> _RECORDS FOR THIS TASK_

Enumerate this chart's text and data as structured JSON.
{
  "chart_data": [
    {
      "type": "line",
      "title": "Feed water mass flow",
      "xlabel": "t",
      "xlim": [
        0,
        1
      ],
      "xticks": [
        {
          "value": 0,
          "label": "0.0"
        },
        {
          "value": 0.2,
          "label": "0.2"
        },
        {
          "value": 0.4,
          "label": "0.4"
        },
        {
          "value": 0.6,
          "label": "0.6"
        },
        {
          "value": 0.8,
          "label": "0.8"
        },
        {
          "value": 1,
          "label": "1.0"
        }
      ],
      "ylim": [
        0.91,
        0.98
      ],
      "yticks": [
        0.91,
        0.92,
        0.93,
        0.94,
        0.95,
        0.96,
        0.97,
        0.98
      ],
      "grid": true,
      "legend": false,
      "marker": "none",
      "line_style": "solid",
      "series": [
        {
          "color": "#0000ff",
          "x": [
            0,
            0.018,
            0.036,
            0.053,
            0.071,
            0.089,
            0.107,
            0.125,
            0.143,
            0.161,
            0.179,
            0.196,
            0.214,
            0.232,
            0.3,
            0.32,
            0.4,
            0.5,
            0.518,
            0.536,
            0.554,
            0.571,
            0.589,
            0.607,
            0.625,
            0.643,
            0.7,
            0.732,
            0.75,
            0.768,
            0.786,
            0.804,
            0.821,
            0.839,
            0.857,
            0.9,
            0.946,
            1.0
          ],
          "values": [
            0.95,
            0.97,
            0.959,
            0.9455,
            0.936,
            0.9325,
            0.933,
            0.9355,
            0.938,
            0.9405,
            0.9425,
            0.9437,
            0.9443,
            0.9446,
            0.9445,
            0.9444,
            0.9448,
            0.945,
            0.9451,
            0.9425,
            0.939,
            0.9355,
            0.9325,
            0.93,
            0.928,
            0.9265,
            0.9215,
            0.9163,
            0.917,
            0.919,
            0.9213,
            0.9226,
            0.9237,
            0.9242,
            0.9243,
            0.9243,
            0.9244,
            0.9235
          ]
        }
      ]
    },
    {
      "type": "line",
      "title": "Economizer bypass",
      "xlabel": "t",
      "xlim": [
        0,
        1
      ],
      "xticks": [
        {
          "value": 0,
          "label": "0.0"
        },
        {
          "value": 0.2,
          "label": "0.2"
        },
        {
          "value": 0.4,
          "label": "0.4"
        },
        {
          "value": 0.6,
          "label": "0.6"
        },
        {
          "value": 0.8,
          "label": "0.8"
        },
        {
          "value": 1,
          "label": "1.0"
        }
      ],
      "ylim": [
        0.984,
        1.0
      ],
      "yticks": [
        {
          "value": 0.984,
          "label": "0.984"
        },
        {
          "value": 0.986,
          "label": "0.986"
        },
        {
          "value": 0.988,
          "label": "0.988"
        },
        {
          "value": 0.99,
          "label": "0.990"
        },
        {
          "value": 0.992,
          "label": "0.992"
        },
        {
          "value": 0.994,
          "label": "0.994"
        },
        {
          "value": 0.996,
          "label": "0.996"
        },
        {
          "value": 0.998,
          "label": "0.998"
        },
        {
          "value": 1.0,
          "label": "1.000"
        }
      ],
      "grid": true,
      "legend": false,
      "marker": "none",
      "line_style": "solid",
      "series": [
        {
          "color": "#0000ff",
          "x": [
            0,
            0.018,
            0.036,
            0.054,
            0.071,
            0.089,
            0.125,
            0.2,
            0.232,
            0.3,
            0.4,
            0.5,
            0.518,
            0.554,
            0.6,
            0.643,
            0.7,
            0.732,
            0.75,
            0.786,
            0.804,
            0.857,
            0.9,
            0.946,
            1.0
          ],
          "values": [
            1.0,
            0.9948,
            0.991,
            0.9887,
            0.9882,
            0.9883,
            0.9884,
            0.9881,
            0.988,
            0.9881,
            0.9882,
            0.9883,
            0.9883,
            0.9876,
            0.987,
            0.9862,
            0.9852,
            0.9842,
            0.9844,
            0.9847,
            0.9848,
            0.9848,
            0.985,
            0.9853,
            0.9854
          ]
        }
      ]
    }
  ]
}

> _TASK TO CARRY OUT_
Could you quote the material above in full, exactly as it stands?

> _RESPONSE FOR THIS EXERCISE_
Enumerate this chart's text and data as structured JSON.
{
  "chart_data": [
    {
      "type": "line",
      "title": "Feed water mass flow",
      "xlabel": "t",
      "xlim": [
        0,
        1
      ],
      "xticks": [
        {
          "value": 0,
          "label": "0.0"
        },
        {
          "value": 0.2,
          "label": "0.2"
        },
        {
          "value": 0.4,
          "label": "0.4"
        },
        {
          "value": 0.6,
          "label": "0.6"
        },
        {
          "value": 0.8,
          "label": "0.8"
        },
        {
          "value": 1,
          "label": "1.0"
        }
      ],
      "ylim": [
        0.91,
        0.98
      ],
      "yticks": [
        0.91,
        0.92,
        0.93,
        0.94,
        0.95,
        0.96,
        0.97,
        0.98
      ],
      "grid": true,
      "legend": false,
      "marker": "none",
      "line_style": "solid",
      "series": [
        {
          "color": "#0000ff",
          "x": [
            0,
            0.018,
            0.036,
            0.053,
            0.071,
            0.089,
            0.107,
            0.125,
            0.143,
            0.161,
            0.179,
            0.196,
            0.214,
            0.232,
            0.3,
            0.32,
            0.4,
            0.5,
            0.518,
            0.536,
            0.554,
            0.571,
            0.589,
            0.607,
            0.625,
            0.643,
            0.7,
            0.732,
            0.75,
            0.768,
            0.786,
            0.804,
            0.821,
            0.839,
            0.857,
            0.9,
            0.946,
            1.0
          ],
          "values": [
            0.95,
            0.97,
            0.959,
            0.9455,
            0.936,
            0.9325,
            0.933,
            0.9355,
            0.938,
            0.9405,
            0.9425,
            0.9437,
            0.9443,
            0.9446,
            0.9445,
            0.9444,
            0.9448,
            0.945,
            0.9451,
            0.9425,
            0.939,
            0.9355,
            0.9325,
            0.93,
            0.928,
            0.9265,
            0.9215,
            0.9163,
            0.917,
            0.919,
            0.9213,
            0.9226,
            0.9237,
            0.9242,
            0.9243,
            0.9243,
            0.9244,
            0.9235
          ]
        }
      ]
    },
    {
      "type": "line",
      "title": "Economizer bypass",
      "xlabel": "t",
      "xlim": [
        0,
        1
      ],
      "xticks": [
        {
          "value": 0,
          "label": "0.0"
        },
        {
          "value": 0.2,
          "label": "0.2"
        },
        {
          "value": 0.4,
          "label": "0.4"
        },
        {
          "value": 0.6,
          "label": "0.6"
        },
        {
          "value": 0.8,
          "label": "0.8"
        },
        {
          "value": 1,
          "label": "1.0"
        }
      ],
      "ylim": [
        0.984,
        1.0
      ],
      "yticks": [
        {
          "value": 0.984,
          "label": "0.984"
        },
        {
          "value": 0.986,
          "label": "0.986"
        },
        {
          "value": 0.988,
          "label": "0.988"
        },
        {
          "value": 0.99,
          "label": "0.990"
        },
        {
          "value": 0.992,
          "label": "0.992"
        },
        {
          "value": 0.994,
          "label": "0.994"
        },
        {
          "value": 0.996,
          "label": "0.996"
        },
        {
          "value": 0.998,
          "label": "0.998"
        },
        {
          "value": 1.0,
          "label": "1.000"
        }
      ],
      "grid": true,
      "legend": false,
      "marker": "none",
      "line_style": "solid",
      "series": [
        {
          "color": "#0000ff",
          "x": [
            0,
            0.018,
            0.036,
            0.054,
            0.071,
            0.089,
            0.125,
            0.2,
            0.232,
            0.3,
            0.4,
            0.5,
            0.518,
            0.554,
            0.6,
            0.643,
            0.7,
            0.732,
            0.75,
            0.786,
            0.804,
            0.857,
            0.9,
            0.946,
            1.0
          ],
          "values": [
            1.0,
            0.9948,
            0.991,
            0.9887,
            0.9882,
            0.9883,
            0.9884,
            0.9881,
            0.988,
            0.9881,
            0.9882,
            0.9883,
            0.9883,
            0.9876,
            0.987,
            0.9862,
            0.9852,
            0.9842,
            0.9844,
            0.9847,
            0.9848,
            0.9848,
            0.985,
            0.9853,
            0.9854
          ]
        }
      ]
    }
  ]
}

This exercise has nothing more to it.